Figure content listings
>> BEGIN

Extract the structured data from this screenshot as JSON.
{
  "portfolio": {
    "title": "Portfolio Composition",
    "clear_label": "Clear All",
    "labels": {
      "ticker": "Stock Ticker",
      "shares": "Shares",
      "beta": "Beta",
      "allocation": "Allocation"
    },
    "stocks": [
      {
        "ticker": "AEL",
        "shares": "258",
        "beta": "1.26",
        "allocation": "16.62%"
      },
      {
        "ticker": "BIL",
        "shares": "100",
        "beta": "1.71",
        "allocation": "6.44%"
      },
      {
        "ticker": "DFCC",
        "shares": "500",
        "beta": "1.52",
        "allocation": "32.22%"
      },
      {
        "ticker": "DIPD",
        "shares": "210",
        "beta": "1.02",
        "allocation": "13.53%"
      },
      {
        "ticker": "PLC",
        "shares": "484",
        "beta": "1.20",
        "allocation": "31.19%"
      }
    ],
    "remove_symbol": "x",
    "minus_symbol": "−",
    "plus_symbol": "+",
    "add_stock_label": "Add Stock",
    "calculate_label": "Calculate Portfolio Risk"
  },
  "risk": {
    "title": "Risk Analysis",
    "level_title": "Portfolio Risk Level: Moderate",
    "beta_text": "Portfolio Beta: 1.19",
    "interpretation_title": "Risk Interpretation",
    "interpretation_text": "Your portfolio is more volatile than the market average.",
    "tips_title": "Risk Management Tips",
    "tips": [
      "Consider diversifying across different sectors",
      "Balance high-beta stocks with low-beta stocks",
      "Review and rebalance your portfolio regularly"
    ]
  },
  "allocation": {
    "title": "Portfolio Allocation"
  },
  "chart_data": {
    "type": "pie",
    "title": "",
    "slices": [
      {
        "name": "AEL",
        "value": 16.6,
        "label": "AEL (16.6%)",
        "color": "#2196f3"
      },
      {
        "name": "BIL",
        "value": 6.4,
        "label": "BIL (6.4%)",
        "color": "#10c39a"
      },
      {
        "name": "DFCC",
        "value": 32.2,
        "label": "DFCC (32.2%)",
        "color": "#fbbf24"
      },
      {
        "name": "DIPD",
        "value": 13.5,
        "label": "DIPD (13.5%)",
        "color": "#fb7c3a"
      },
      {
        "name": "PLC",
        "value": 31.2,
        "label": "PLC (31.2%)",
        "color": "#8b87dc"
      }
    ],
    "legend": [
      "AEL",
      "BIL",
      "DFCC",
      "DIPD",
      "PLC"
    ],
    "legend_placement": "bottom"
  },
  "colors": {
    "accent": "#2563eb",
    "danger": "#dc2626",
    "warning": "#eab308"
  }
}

>> END

From the records above, pull out every line containing the word "shares".

**Response below:**
      "shares": "Shares",
        "shares": "258",
        "shares": "100",
        "shares": "500",
        "shares": "210",
        "shares": "484",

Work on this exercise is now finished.